Input material:
----------
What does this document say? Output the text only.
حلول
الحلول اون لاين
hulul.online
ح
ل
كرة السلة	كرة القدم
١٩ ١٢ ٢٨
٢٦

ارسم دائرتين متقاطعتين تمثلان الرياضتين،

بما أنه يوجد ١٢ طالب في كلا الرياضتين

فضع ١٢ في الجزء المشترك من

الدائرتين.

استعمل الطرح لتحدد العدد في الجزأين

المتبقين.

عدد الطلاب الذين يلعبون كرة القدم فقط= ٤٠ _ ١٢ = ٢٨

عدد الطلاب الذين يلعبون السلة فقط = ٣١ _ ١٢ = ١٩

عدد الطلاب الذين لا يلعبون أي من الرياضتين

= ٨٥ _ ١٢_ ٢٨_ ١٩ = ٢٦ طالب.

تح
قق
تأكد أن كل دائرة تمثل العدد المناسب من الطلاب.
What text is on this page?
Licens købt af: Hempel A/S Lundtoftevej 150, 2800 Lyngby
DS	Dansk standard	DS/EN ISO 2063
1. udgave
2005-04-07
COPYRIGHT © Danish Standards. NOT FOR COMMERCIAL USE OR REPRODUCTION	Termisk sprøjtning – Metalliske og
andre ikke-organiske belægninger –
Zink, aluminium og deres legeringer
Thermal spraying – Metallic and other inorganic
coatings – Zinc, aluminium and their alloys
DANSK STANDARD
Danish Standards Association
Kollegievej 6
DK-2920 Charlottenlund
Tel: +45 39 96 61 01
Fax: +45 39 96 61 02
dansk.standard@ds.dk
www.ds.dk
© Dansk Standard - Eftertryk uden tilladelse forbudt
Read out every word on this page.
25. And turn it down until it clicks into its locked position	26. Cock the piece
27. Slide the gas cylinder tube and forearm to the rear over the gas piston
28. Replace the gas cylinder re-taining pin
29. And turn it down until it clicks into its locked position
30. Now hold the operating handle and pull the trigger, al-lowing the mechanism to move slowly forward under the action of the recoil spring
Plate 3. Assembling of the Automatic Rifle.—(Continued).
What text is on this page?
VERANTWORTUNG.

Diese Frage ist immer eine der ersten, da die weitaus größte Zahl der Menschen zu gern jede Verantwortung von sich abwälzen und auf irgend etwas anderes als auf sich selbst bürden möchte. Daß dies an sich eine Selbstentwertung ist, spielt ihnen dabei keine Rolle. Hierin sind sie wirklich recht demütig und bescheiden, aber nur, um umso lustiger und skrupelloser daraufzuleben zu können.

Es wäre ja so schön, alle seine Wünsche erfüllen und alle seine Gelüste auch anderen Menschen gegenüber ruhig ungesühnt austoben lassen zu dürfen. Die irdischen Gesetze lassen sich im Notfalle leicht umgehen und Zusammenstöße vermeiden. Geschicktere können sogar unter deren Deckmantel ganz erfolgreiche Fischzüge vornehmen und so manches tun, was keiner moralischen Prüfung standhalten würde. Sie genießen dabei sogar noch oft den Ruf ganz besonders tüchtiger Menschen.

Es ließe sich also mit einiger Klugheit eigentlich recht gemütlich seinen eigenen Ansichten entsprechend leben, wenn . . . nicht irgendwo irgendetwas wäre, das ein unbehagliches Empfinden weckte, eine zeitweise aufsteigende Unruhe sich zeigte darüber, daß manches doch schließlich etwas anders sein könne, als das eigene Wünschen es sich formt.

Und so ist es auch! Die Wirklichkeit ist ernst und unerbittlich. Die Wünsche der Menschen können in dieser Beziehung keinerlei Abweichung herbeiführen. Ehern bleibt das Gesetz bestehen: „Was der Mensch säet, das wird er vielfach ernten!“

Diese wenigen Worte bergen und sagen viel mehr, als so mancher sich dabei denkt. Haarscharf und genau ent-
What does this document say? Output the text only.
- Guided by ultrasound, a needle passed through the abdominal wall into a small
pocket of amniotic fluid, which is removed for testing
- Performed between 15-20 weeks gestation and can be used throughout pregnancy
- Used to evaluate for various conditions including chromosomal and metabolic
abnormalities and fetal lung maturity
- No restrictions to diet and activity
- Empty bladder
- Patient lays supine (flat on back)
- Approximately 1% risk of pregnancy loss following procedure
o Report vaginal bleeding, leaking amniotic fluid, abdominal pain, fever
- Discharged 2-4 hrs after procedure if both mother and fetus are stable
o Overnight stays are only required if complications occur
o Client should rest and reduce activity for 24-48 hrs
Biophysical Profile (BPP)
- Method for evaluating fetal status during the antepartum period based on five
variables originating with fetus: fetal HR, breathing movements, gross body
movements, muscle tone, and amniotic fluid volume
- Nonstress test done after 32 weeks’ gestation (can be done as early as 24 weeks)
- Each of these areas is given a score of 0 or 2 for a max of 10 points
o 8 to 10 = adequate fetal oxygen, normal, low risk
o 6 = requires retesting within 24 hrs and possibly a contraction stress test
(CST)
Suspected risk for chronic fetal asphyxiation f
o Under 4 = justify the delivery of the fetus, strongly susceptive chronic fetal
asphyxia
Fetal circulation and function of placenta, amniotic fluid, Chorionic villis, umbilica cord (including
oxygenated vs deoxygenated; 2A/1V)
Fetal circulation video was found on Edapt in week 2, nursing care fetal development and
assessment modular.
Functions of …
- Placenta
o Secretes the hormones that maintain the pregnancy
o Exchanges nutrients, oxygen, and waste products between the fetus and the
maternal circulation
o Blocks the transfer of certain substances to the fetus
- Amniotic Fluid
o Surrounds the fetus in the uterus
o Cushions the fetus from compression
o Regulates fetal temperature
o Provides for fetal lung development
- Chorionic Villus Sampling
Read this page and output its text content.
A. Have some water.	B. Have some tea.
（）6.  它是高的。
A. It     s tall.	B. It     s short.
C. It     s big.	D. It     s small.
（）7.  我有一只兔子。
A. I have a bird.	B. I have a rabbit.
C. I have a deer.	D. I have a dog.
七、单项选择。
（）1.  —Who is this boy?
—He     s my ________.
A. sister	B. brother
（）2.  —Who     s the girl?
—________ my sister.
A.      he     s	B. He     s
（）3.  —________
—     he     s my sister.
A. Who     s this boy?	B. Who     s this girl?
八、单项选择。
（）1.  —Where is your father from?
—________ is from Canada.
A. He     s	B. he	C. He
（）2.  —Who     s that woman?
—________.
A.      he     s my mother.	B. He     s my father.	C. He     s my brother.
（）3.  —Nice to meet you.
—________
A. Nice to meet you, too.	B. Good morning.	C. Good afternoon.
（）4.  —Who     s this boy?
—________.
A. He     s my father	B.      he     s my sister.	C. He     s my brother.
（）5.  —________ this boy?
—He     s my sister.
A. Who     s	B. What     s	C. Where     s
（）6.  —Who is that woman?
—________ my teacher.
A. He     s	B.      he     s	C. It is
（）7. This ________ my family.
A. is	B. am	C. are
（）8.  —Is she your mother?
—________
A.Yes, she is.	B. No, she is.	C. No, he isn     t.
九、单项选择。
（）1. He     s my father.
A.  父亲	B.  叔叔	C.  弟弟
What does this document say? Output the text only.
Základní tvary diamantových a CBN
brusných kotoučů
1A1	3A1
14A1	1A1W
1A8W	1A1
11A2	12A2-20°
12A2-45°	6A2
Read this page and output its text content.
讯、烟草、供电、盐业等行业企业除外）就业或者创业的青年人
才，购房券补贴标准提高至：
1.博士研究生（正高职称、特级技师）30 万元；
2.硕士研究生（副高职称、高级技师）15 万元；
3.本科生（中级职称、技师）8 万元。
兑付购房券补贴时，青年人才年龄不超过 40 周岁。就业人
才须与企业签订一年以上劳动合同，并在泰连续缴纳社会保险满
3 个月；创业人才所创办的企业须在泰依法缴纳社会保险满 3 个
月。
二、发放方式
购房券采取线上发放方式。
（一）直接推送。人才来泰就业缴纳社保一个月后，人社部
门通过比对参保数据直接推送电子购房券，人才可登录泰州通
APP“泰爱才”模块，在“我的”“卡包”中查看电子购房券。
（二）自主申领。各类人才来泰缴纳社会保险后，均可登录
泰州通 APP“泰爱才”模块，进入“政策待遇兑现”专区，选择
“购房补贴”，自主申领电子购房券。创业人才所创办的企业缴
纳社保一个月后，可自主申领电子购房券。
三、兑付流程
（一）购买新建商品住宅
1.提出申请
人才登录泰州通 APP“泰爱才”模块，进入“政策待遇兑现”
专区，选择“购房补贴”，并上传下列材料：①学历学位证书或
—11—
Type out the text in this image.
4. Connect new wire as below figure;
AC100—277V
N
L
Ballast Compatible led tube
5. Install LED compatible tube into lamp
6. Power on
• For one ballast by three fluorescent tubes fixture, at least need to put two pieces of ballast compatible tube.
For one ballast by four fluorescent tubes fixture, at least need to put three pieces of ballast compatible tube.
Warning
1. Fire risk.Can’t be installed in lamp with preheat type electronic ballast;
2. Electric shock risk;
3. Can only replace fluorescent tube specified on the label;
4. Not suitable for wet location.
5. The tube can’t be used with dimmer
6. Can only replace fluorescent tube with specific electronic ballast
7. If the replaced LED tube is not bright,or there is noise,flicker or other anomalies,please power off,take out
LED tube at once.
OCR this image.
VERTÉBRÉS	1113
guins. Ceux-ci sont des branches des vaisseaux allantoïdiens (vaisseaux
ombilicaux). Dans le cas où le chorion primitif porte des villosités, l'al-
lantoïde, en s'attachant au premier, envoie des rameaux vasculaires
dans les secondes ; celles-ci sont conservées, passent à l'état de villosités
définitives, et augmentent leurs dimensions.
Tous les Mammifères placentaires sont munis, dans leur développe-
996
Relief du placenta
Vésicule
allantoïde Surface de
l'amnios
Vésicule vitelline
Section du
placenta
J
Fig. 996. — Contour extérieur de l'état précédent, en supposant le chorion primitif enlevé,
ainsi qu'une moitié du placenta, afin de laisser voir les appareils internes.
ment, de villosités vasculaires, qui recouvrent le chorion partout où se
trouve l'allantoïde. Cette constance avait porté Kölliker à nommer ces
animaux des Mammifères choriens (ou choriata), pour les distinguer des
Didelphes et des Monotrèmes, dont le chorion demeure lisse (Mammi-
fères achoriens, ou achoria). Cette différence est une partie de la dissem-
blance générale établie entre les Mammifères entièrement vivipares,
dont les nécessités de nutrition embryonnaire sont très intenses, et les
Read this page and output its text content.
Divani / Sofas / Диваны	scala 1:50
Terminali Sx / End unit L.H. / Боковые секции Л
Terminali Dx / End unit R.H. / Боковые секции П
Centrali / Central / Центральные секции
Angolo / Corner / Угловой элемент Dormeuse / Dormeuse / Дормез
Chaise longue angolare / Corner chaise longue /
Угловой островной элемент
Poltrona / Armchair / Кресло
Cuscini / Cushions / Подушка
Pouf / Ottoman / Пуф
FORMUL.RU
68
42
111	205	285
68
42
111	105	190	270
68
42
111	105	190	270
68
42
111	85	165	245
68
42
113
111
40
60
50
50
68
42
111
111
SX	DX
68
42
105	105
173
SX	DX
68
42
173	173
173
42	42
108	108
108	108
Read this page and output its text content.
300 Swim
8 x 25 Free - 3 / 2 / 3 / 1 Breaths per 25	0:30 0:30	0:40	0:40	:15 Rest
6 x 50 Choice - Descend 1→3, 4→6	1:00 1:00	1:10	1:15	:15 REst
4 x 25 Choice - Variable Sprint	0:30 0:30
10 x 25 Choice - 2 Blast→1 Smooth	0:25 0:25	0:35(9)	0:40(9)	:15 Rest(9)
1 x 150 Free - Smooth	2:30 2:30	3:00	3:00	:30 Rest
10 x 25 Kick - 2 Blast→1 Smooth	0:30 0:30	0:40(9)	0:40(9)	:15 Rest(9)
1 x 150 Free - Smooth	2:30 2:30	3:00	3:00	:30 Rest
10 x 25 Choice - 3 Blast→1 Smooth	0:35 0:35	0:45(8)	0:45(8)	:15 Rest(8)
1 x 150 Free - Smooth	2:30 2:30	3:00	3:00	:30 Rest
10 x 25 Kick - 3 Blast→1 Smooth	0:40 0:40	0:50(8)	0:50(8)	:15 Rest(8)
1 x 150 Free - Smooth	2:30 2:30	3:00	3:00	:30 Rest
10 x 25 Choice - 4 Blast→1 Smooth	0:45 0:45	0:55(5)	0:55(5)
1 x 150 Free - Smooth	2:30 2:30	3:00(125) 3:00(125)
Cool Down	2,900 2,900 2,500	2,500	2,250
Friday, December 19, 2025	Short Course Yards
----------
Instructions to follow:
Using the records above, select and copy every line that has the word "يلعبون".

Task answer:
عدد الطلاب الذين يلعبون كرة القدم فقط= ٤٠ _ ١٢ = ٢٨
عدد الطلاب الذين يلعبون السلة فقط = ٣١ _ ١٢ = ١٩
عدد الطلاب الذين لا يلعبون أي من الرياضتين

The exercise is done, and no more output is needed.